■ **Problems to work on**:
(1) In the box-office article, retype the passage starting at "It’s difficult, however, for" and ending at "life of a movie.".
(2) Answer these questions using the box-office article:
(a) About what percentage of ticket sales do movie houses remit to the movie distributor?
(b) Which film led the box office this weekend?
(c) Who wrote the Columbia Journalism Review article?
(3) Translate this sentence from the box-office article into Spanish: "Those numbers, as the article points out, are highly confidential."

■ **Page excerpt**:
»»

By Dustin Rowles | Box Office Round-Ups | November 4, 2012 |
By Dustin Rowles | Box Office Round-Ups | November 4, 2012 |
Our good friend Dave Chen highlighted an article over at the Columbia Journalism Review this weekend that essentially posited that weekend box-office reports are not only pointless, but they’re misleading. They don’t tell the whole story and, in some cases, barely tell any of the story at all.
Once upon a time, six decades ago, such box-office numbers were critical to the fortunes of Hollywood. The major studios then owned most of the large theater chains and made virtually all of their profits from ticket sales at their own theaters. But as of the late 1940s, antitrust rulings forced the Hollywood studios to divest their theaters, and the theater business evolved into multiplex chains that the studios did not control. As television, home video, pay cable, DVDs, and now streaming have become ubiquitous in American homes, the studios have radically changed their business model, moving their profit centers from the large to the small screen, making the box-office race less relevant.Even the numbers themselves are misleading. The reported “grosses” are not those of the studios but the projected sales of tickets at the movie houses in the US and Canada (which is counted by Hollywood as part of the US). Whatever the amount actually is, movie houses remit about 50 percent to the movie distributor, which then deducts, off the top, its out-of-pocket costs, which includes advertising, prints, insurance, local taxes, and other logistical expenses. For an average big-studio movie, these costs now amount to about $40 million—so, just to stay in the black, a movie needs $74 million in ticket sales. Many films don’t make that much, and even those that do may not be profitable.
The article’s author, Edward Jay Epstein, is absolutely right, and anyone who regularly reads movie blogs knows that (which is why not goddamn a week goes by without someone kvetching because I didn’t include worldwide totals in a box-office list). It’s largely why I use the weekly box-office reports, not as a means to relay the misleading numbers, but as an impetus to write a broader list, often more interesting for trivia’s sake than in imparting the actual story behind the success of a movie.
It’s difficult, however, for us to tell the whole story because those numbers aren’t available to us — we aren’t privy to how much a studio spends to market a film, how much prints costs, the percentage taken off the top by exhibitors, DVD sales and rental fees, licensing fees, money earned from television rights, or revenue generated from licensing a movie to Netflix or Amazon. Those numbers, as the article points out, are highly confidential. We use the numbers we are given, and create the only story we’re able to create, even if it’s only a snapshot of one weekend in the entire life of a movie.
We are interested in the horse race, and those of us that are invested in the industry side of things can gain some statistical satisfaction in finding out, for instance, that Wreck-It-Ralph led the box-office this weekend with nearly $50 million, making it the biggest weekend for a Disney animated film of all time (narrowly edging out Tangled) or that Denzel Washington’s Flight made a massive $25 on only 1800 screens, an unheard of number for a film released in so few theaters these days. Of course, that also raises another question: Why was a Denzel movie released in so few screens, and would it have made substantially more if it’d opened in 3,000+ screens, as is typical of movies with marquee stars?

««

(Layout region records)
»»

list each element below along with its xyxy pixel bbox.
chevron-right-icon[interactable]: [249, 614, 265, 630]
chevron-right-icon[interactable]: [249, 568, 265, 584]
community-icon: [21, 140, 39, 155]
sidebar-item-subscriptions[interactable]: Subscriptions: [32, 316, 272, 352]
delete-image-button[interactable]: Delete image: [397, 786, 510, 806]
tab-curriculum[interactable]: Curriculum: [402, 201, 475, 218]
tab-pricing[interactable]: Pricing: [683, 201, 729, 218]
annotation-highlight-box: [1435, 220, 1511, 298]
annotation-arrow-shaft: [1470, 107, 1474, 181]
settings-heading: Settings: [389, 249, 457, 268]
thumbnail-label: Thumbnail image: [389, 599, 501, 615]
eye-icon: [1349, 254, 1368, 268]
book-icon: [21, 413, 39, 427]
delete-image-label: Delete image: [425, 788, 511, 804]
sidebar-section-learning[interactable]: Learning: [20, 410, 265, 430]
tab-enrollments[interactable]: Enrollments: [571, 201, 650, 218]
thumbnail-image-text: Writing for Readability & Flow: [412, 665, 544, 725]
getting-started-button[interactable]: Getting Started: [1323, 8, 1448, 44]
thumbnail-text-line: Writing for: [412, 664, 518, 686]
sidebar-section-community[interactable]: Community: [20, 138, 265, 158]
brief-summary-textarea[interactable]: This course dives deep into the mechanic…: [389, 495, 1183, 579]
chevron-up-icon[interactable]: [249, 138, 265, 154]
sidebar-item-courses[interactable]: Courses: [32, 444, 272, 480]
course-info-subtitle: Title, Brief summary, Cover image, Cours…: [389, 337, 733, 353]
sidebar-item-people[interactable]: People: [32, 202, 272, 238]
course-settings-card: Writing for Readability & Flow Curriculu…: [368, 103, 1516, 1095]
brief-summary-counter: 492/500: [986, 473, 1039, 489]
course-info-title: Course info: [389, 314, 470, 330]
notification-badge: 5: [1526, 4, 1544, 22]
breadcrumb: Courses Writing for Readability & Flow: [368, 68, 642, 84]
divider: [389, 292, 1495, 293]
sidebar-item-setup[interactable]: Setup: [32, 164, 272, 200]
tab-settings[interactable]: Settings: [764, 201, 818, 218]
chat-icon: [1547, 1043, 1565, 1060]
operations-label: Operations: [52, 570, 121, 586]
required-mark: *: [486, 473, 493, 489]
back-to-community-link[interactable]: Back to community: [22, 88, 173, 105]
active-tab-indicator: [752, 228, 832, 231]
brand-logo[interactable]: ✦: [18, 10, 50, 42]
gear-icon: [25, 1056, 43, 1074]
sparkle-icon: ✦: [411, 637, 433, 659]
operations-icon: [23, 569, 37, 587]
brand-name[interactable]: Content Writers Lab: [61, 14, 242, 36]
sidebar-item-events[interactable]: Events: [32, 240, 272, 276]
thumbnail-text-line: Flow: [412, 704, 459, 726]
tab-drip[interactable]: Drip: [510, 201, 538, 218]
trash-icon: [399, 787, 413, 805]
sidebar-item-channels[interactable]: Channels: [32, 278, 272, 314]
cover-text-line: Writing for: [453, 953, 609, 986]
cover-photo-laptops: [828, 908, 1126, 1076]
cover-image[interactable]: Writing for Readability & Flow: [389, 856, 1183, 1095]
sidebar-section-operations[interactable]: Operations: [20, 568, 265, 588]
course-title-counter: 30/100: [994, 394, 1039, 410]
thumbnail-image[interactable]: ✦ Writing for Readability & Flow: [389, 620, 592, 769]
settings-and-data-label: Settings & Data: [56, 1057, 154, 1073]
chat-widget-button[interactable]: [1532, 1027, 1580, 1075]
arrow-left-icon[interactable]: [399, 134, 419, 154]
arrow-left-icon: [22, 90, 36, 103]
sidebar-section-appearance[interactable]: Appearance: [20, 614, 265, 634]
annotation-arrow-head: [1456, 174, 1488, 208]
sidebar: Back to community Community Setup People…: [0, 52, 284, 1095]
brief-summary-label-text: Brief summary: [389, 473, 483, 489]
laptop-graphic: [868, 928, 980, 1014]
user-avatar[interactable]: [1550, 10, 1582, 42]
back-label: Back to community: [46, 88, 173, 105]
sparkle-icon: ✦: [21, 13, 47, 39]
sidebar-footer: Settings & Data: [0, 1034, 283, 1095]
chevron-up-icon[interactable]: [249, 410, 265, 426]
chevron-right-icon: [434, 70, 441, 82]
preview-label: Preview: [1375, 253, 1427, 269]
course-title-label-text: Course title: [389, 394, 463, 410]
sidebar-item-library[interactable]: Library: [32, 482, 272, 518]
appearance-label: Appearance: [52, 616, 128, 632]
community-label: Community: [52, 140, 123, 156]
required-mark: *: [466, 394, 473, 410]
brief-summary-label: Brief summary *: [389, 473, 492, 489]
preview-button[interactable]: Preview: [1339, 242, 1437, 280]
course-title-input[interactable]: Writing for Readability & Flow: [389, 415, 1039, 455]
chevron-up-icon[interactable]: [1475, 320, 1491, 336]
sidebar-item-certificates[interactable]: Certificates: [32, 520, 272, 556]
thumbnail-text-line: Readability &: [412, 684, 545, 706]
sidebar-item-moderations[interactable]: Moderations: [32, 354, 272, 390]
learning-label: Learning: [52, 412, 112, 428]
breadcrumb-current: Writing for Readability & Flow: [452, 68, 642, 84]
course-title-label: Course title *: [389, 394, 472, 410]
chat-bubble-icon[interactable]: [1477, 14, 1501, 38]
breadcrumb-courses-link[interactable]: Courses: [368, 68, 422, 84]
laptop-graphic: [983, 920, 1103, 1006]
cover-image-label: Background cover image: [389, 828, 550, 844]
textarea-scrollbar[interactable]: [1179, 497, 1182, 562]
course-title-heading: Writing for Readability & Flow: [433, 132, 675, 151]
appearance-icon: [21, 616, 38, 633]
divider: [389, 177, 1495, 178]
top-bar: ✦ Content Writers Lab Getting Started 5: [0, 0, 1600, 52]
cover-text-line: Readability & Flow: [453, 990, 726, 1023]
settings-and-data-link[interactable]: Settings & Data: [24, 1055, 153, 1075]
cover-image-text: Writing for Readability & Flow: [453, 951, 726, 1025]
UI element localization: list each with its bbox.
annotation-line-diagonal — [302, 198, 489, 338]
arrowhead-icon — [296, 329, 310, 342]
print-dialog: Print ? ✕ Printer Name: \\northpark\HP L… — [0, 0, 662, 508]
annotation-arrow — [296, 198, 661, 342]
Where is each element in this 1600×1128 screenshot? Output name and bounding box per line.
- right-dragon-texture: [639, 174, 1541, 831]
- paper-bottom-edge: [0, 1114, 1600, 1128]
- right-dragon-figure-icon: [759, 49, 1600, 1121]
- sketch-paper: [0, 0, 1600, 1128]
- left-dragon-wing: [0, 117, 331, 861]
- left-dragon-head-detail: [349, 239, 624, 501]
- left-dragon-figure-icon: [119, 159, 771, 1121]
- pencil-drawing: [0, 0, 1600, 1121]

««

■ **Answer list**:
(1)
It’s difficult, however, for us to tell the whole story because those numbers aren’t available to us — we aren’t privy to how much a studio spends to market a film, how much prints costs, the percentage taken off the top by exhibitors, DVD sales and rental fees, licensing fees, money earned from television rights, or revenue generated from licensing a movie to Netflix or Amazon. Those numbers, as the article points out, are highly confidential. We use the numbers we are given, and create the only story we’re able to create, even if it’s only a snapshot of one weekend in the entire life of a movie.

(2)
(a) About 50 percent
(b) Wreck-It-Ralph
(c) Edward Jay Epstein

(3) Esas cifras, como señala el artículo, son sumamente confidenciales.